:: Your task ::
Of the lines in the records that follow, how many include the word "true"? Answer with a bare number.

:: Record list ::
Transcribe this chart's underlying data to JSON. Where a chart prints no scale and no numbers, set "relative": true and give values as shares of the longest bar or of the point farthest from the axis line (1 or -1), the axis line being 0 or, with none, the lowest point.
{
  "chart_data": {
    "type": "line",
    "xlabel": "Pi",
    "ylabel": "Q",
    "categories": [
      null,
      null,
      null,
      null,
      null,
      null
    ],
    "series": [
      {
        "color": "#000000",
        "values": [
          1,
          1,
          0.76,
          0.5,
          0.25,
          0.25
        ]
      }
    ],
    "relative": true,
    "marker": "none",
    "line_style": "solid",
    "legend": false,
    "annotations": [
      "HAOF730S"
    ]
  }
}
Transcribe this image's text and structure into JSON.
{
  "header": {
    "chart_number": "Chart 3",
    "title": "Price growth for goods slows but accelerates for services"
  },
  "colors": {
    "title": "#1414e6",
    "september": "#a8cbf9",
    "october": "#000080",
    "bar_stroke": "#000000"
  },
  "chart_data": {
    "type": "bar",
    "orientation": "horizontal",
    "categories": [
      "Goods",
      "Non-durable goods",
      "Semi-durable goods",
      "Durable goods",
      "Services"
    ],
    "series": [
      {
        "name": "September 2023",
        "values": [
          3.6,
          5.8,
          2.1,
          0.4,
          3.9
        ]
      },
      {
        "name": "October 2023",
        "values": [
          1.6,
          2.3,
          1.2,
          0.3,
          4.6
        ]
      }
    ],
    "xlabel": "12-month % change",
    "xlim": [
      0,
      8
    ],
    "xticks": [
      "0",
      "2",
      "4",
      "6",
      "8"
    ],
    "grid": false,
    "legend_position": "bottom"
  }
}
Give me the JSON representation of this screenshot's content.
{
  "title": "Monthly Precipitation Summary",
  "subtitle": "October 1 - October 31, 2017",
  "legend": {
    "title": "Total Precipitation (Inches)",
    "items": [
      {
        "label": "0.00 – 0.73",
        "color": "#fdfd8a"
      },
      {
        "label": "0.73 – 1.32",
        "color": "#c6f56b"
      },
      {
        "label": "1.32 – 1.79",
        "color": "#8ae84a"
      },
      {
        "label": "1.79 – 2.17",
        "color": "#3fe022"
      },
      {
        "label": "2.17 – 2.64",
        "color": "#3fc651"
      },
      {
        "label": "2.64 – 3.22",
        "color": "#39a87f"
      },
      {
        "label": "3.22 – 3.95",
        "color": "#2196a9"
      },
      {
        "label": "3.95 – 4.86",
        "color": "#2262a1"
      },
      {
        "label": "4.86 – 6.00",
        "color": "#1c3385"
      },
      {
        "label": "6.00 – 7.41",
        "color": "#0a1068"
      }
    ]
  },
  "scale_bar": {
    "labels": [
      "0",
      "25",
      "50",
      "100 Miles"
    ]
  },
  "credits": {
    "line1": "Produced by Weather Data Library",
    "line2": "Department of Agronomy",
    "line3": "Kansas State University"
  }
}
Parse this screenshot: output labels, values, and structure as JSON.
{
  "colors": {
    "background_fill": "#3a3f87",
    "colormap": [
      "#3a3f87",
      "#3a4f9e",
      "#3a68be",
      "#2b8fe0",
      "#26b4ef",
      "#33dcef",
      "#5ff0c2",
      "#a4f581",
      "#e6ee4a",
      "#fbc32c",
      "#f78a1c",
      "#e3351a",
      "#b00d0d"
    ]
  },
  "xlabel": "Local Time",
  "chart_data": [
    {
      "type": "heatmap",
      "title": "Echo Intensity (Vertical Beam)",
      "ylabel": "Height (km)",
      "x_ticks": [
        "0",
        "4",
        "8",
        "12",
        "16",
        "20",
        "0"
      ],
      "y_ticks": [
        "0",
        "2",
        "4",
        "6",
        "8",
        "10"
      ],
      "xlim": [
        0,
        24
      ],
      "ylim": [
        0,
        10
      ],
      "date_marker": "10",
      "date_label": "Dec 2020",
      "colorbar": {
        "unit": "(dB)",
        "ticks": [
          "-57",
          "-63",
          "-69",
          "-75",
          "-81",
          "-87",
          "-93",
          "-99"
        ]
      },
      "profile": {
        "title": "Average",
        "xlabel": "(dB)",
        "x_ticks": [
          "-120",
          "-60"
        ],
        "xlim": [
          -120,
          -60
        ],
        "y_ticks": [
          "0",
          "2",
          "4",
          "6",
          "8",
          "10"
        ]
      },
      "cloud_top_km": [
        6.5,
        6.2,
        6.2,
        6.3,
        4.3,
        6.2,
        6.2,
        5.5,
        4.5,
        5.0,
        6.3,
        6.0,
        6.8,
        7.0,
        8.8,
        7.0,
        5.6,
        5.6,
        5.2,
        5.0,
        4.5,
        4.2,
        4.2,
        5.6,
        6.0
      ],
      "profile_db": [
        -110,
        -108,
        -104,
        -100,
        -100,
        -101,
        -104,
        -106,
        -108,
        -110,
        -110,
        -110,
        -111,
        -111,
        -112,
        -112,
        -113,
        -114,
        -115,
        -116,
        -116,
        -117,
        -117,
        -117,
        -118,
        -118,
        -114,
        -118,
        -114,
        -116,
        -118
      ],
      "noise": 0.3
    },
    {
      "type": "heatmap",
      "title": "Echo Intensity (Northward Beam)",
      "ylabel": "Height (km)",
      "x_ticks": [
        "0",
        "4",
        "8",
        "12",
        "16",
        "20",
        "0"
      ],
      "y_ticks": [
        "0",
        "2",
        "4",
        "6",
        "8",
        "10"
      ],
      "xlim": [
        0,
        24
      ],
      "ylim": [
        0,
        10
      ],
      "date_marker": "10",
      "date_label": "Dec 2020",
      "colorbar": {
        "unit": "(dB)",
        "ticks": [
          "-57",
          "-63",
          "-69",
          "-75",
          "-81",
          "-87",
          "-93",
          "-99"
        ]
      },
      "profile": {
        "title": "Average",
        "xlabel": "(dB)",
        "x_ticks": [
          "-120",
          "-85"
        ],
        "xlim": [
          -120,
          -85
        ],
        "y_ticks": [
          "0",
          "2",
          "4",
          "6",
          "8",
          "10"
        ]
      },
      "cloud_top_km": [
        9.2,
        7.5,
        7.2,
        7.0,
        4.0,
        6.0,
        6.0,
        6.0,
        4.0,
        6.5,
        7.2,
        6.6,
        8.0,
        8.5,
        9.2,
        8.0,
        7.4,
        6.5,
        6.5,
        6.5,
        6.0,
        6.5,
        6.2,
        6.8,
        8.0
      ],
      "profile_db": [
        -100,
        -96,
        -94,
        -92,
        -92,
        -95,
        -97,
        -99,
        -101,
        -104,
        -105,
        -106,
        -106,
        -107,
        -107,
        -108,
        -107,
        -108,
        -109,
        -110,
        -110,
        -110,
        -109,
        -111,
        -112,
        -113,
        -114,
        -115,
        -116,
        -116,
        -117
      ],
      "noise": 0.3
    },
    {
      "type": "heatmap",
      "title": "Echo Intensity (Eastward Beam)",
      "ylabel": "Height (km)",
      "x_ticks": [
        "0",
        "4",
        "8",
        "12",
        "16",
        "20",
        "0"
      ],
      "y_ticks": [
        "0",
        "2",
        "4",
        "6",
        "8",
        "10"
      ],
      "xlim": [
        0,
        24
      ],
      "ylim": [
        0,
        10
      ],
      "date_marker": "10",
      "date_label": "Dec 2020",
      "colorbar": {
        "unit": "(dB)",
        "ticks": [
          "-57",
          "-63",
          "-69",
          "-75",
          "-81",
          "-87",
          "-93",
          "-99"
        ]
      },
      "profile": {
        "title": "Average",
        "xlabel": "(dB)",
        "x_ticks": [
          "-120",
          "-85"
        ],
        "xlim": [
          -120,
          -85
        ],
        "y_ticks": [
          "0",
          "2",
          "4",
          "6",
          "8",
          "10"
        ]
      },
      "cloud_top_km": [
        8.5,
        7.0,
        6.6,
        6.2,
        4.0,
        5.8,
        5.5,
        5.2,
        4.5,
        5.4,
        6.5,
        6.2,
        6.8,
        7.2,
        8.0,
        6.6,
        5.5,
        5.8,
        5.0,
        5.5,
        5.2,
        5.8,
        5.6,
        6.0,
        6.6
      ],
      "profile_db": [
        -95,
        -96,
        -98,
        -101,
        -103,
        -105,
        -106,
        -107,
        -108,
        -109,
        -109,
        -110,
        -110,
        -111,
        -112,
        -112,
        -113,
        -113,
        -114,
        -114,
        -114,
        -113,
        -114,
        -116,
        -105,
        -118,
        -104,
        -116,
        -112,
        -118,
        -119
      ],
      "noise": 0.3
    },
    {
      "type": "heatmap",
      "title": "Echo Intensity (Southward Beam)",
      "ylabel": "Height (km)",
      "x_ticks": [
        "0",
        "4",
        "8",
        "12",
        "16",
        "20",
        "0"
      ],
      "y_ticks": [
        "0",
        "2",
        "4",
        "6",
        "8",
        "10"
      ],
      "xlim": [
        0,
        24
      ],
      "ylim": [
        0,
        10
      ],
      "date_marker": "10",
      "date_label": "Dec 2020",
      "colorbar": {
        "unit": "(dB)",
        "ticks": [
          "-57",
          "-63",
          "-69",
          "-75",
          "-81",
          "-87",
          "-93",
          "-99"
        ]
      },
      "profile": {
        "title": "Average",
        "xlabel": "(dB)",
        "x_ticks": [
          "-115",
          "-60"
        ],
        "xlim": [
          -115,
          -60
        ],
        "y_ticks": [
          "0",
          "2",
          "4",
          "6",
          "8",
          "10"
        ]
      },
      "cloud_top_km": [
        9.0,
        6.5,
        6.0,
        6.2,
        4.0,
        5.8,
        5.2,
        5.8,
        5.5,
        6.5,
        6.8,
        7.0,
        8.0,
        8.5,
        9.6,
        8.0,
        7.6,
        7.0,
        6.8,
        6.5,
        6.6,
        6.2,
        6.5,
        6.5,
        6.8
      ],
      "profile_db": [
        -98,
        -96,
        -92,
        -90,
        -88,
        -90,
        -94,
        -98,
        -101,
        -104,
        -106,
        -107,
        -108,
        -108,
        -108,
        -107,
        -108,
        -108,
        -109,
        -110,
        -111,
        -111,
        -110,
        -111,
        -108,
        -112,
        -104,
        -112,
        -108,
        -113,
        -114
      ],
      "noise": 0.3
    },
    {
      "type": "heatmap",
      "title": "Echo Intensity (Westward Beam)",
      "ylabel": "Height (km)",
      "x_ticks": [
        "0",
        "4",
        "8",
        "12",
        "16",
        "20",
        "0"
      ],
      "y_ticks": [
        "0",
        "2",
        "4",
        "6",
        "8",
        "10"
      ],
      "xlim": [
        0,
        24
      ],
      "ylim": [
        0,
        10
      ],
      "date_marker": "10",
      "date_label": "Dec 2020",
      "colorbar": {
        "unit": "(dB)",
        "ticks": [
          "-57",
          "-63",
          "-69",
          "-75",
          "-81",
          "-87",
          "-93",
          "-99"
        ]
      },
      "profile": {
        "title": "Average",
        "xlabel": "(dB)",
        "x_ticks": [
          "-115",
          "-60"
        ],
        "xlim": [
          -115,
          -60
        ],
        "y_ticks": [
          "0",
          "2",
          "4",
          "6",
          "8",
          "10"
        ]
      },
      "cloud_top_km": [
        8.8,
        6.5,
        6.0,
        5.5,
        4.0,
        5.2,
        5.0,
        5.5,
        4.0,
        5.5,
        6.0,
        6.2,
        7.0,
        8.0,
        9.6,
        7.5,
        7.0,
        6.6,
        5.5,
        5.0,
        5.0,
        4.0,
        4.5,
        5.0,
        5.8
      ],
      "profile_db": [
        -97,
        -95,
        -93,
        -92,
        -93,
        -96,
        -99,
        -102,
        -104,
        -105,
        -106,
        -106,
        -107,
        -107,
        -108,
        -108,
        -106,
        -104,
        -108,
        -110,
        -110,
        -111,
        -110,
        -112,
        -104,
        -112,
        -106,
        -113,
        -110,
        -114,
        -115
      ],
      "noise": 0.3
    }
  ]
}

:: Problem solution ::
2